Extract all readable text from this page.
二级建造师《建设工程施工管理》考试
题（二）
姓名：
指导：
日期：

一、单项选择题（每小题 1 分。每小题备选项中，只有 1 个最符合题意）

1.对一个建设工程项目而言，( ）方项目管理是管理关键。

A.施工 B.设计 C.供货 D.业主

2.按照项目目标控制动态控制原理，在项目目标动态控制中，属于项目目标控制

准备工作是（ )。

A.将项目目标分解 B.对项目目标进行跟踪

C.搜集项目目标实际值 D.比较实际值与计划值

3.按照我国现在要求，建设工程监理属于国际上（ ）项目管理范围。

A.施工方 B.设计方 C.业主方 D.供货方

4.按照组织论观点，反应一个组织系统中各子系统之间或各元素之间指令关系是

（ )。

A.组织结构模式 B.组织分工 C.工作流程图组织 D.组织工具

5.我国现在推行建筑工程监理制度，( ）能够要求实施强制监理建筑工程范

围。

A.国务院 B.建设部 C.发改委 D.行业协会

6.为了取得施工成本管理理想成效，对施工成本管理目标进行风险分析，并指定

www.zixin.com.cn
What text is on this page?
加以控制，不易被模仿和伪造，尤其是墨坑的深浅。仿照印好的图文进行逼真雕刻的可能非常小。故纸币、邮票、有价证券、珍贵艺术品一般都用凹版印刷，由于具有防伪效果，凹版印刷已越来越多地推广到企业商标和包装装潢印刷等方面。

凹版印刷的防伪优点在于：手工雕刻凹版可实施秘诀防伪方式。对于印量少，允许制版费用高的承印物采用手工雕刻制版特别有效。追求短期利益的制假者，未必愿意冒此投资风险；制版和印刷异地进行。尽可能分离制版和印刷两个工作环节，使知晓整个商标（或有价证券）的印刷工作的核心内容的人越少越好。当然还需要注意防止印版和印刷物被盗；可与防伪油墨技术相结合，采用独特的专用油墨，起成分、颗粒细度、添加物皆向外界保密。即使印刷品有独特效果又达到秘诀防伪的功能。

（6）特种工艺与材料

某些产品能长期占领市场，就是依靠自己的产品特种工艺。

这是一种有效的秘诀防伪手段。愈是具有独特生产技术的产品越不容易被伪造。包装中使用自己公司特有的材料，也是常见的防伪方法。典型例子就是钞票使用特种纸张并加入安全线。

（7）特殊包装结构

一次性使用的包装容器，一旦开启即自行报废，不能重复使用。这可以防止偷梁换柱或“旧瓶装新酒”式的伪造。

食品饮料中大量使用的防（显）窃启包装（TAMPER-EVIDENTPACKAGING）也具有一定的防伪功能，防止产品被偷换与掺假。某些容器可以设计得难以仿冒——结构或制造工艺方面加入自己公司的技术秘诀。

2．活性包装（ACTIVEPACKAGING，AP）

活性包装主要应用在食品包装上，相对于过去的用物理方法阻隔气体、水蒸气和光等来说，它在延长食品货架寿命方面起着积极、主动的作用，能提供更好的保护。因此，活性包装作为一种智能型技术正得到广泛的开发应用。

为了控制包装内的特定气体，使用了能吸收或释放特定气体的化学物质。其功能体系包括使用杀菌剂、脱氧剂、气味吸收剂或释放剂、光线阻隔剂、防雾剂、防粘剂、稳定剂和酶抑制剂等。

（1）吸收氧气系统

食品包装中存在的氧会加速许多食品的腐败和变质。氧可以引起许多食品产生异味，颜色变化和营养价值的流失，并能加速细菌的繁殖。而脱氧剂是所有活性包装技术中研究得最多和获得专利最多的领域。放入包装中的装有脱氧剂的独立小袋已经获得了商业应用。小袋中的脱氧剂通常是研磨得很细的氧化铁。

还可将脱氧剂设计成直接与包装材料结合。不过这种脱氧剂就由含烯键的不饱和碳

* **Exercise aim**
Reproduce the entries above exactly.

* **Finished exercise**
Extract all readable text from this page.
二级建造师《建设工程施工管理》考试
题（二）
姓名：
指导：
日期：

一、单项选择题（每小题 1 分。每小题备选项中，只有 1 个最符合题意）

1.对一个建设工程项目而言，( ）方项目管理是管理关键。

A.施工 B.设计 C.供货 D.业主

2.按照项目目标控制动态控制原理，在项目目标动态控制中，属于项目目标控制

准备工作是（ )。

A.将项目目标分解 B.对项目目标进行跟踪

C.搜集项目目标实际值 D.比较实际值与计划值

3.按照我国现在要求，建设工程监理属于国际上（ ）项目管理范围。

A.施工方 B.设计方 C.业主方 D.供货方

4.按照组织论观点，反应一个组织系统中各子系统之间或各元素之间指令关系是

（ )。

A.组织结构模式 B.组织分工 C.工作流程图组织 D.组织工具

5.我国现在推行建筑工程监理制度，( ）能够要求实施强制监理建筑工程范

围。

A.国务院 B.建设部 C.发改委 D.行业协会

6.为了取得施工成本管理理想成效，对施工成本管理目标进行风险分析，并指定

www.zixin.com.cn
What text is on this page?
加以控制，不易被模仿和伪造，尤其是墨坑的深浅。仿照印好的图文进行逼真雕刻的可能非常小。故纸币、邮票、有价证券、珍贵艺术品一般都用凹版印刷，由于具有防伪效果，凹版印刷已越来越多地推广到企业商标和包装装潢印刷等方面。

凹版印刷的防伪优点在于：手工雕刻凹版可实施秘诀防伪方式。对于印量少，允许制版费用高的承印物采用手工雕刻制版特别有效。追求短期利益的制假者，未必愿意冒此投资风险；制版和印刷异地进行。尽可能分离制版和印刷两个工作环节，使知晓整个商标（或有价证券）的印刷工作的核心内容的人越少越好。当然还需要注意防止印版和印刷物被盗；可与防伪油墨技术相结合，采用独特的专用油墨，起成分、颗粒细度、添加物皆向外界保密。即使印刷品有独特效果又达到秘诀防伪的功能。

（6）特种工艺与材料

某些产品能长期占领市场，就是依靠自己的产品特种工艺。

这是一种有效的秘诀防伪手段。愈是具有独特生产技术的产品越不容易被伪造。包装中使用自己公司特有的材料，也是常见的防伪方法。典型例子就是钞票使用特种纸张并加入安全线。

（7）特殊包装结构

一次性使用的包装容器，一旦开启即自行报废，不能重复使用。这可以防止偷梁换柱或“旧瓶装新酒”式的伪造。

食品饮料中大量使用的防（显）窃启包装（TAMPER-EVIDENTPACKAGING）也具有一定的防伪功能，防止产品被偷换与掺假。某些容器可以设计得难以仿冒——结构或制造工艺方面加入自己公司的技术秘诀。

2．活性包装（ACTIVEPACKAGING，AP）

活性包装主要应用在食品包装上，相对于过去的用物理方法阻隔气体、水蒸气和光等来说，它在延长食品货架寿命方面起着积极、主动的作用，能提供更好的保护。因此，活性包装作为一种智能型技术正得到广泛的开发应用。

为了控制包装内的特定气体，使用了能吸收或释放特定气体的化学物质。其功能体系包括使用杀菌剂、脱氧剂、气味吸收剂或释放剂、光线阻隔剂、防雾剂、防粘剂、稳定剂和酶抑制剂等。

（1）吸收氧气系统

食品包装中存在的氧会加速许多食品的腐败和变质。氧可以引起许多食品产生异味，颜色变化和营养价值的流失，并能加速细菌的繁殖。而脱氧剂是所有活性包装技术中研究得最多和获得专利最多的领域。放入包装中的装有脱氧剂的独立小袋已经获得了商业应用。小袋中的脱氧剂通常是研磨得很细的氧化铁。

还可将脱氧剂设计成直接与包装材料结合。不过这种脱氧剂就由含烯键的不饱和碳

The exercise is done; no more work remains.